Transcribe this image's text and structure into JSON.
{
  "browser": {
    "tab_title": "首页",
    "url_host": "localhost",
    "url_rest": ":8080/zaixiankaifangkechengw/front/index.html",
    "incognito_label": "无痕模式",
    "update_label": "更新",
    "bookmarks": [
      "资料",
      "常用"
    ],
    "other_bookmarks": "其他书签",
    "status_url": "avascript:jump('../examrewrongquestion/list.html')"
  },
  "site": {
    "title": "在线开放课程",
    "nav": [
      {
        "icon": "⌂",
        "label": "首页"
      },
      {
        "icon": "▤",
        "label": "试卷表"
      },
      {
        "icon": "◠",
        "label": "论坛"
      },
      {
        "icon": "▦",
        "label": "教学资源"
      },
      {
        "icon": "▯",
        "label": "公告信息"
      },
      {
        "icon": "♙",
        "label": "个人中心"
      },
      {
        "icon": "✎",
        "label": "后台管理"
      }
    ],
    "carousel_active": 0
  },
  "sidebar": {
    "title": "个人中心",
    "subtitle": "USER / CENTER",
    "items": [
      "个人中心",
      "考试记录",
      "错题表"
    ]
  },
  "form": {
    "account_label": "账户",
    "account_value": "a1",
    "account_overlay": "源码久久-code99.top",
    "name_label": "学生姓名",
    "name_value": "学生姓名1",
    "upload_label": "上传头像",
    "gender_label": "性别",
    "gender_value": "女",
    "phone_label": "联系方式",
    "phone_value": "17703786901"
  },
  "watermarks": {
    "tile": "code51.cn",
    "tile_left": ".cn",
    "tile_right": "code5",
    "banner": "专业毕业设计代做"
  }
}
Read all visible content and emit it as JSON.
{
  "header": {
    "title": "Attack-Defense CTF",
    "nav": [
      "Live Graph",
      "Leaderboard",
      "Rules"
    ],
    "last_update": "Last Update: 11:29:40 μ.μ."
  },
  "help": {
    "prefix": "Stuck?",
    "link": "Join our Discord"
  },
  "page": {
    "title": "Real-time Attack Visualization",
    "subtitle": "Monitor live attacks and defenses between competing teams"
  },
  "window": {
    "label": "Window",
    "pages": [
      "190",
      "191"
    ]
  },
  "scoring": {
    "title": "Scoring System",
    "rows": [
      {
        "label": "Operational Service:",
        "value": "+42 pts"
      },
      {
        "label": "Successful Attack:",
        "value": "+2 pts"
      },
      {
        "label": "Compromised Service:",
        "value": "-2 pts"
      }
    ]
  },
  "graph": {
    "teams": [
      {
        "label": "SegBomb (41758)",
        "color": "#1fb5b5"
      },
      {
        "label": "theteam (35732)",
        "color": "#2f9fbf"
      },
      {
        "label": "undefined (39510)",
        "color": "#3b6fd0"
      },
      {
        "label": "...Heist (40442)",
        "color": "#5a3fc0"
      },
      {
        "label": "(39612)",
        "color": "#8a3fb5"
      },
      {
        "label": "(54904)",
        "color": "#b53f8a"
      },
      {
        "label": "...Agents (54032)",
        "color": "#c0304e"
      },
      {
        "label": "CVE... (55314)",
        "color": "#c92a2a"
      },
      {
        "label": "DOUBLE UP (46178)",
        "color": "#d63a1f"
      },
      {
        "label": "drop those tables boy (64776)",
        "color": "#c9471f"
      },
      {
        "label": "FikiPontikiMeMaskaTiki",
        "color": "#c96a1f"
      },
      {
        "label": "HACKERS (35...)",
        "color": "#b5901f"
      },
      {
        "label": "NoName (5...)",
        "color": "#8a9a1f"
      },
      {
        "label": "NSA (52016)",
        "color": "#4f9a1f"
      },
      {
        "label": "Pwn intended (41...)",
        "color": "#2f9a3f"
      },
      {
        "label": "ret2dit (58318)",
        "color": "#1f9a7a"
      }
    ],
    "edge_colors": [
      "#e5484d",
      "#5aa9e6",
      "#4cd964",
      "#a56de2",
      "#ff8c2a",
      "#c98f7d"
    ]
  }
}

--

◆ Description of the task ◆
Output all preceding records character for character.

◆ Written answer ◆
Transcribe this image's text and structure into JSON.
{
  "browser": {
    "tab_title": "首页",
    "url_host": "localhost",
    "url_rest": ":8080/zaixiankaifangkechengw/front/index.html",
    "incognito_label": "无痕模式",
    "update_label": "更新",
    "bookmarks": [
      "资料",
      "常用"
    ],
    "other_bookmarks": "其他书签",
    "status_url": "avascript:jump('../examrewrongquestion/list.html')"
  },
  "site": {
    "title": "在线开放课程",
    "nav": [
      {
        "icon": "⌂",
        "label": "首页"
      },
      {
        "icon": "▤",
        "label": "试卷表"
      },
      {
        "icon": "◠",
        "label": "论坛"
      },
      {
        "icon": "▦",
        "label": "教学资源"
      },
      {
        "icon": "▯",
        "label": "公告信息"
      },
      {
        "icon": "♙",
        "label": "个人中心"
      },
      {
        "icon": "✎",
        "label": "后台管理"
      }
    ],
    "carousel_active": 0
  },
  "sidebar": {
    "title": "个人中心",
    "subtitle": "USER / CENTER",
    "items": [
      "个人中心",
      "考试记录",
      "错题表"
    ]
  },
  "form": {
    "account_label": "账户",
    "account_value": "a1",
    "account_overlay": "源码久久-code99.top",
    "name_label": "学生姓名",
    "name_value": "学生姓名1",
    "upload_label": "上传头像",
    "gender_label": "性别",
    "gender_value": "女",
    "phone_label": "联系方式",
    "phone_value": "17703786901"
  },
  "watermarks": {
    "tile": "code51.cn",
    "tile_left": ".cn",
    "tile_right": "code5",
    "banner": "专业毕业设计代做"
  }
}
Read all visible content and emit it as JSON.
{
  "header": {
    "title": "Attack-Defense CTF",
    "nav": [
      "Live Graph",
      "Leaderboard",
      "Rules"
    ],
    "last_update": "Last Update: 11:29:40 μ.μ."
  },
  "help": {
    "prefix": "Stuck?",
    "link": "Join our Discord"
  },
  "page": {
    "title": "Real-time Attack Visualization",
    "subtitle": "Monitor live attacks and defenses between competing teams"
  },
  "window": {
    "label": "Window",
    "pages": [
      "190",
      "191"
    ]
  },
  "scoring": {
    "title": "Scoring System",
    "rows": [
      {
        "label": "Operational Service:",
        "value": "+42 pts"
      },
      {
        "label": "Successful Attack:",
        "value": "+2 pts"
      },
      {
        "label": "Compromised Service:",
        "value": "-2 pts"
      }
    ]
  },
  "graph": {
    "teams": [
      {
        "label": "SegBomb (41758)",
        "color": "#1fb5b5"
      },
      {
        "label": "theteam (35732)",
        "color": "#2f9fbf"
      },
      {
        "label": "undefined (39510)",
        "color": "#3b6fd0"
      },
      {
        "label": "...Heist (40442)",
        "color": "#5a3fc0"
      },
      {
        "label": "(39612)",
        "color": "#8a3fb5"
      },
      {
        "label": "(54904)",
        "color": "#b53f8a"
      },
      {
        "label": "...Agents (54032)",
        "color": "#c0304e"
      },
      {
        "label": "CVE... (55314)",
        "color": "#c92a2a"
      },
      {
        "label": "DOUBLE UP (46178)",
        "color": "#d63a1f"
      },
      {
        "label": "drop those tables boy (64776)",
        "color": "#c9471f"
      },
      {
        "label": "FikiPontikiMeMaskaTiki",
        "color": "#c96a1f"
      },
      {
        "label": "HACKERS (35...)",
        "color": "#b5901f"
      },
      {
        "label": "NoName (5...)",
        "color": "#8a9a1f"
      },
      {
        "label": "NSA (52016)",
        "color": "#4f9a1f"
      },
      {
        "label": "Pwn intended (41...)",
        "color": "#2f9a3f"
      },
      {
        "label": "ret2dit (58318)",
        "color": "#1f9a7a"
      }
    ],
    "edge_colors": [
      "#e5484d",
      "#5aa9e6",
      "#4cd964",
      "#a56de2",
      "#ff8c2a",
      "#c98f7d"
    ]
  }
}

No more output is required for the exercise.